**Task to complete**. Look for the word "한양대학교" in the entries below, then copy every line that has it.

#### Exercise data ####

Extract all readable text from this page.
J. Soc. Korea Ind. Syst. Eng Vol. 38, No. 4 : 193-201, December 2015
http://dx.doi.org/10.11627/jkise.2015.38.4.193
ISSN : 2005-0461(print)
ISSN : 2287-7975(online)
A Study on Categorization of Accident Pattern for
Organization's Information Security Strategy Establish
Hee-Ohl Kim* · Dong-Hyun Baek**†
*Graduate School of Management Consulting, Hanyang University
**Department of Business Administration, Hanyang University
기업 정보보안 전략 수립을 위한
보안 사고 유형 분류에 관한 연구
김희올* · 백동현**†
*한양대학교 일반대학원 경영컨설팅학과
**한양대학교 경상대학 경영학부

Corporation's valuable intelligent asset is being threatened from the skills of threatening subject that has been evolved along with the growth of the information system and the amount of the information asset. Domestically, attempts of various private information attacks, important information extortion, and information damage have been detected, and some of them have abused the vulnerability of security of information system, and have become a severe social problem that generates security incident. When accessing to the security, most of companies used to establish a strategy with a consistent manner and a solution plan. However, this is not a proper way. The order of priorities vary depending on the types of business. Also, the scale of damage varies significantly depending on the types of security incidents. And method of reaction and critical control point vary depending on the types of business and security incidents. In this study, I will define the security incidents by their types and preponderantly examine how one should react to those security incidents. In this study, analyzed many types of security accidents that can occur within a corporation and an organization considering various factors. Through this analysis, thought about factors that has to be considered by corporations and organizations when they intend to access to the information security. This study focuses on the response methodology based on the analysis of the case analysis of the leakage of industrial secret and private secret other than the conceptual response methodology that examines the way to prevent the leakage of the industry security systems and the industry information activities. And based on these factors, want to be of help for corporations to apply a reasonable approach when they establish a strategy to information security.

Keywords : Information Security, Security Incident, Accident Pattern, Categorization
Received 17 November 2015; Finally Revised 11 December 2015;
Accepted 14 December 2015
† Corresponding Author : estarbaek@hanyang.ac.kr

####

**Output of the task**.
*한양대학교 일반대학원 경영컨설팅학과
**한양대학교 경상대학 경영학부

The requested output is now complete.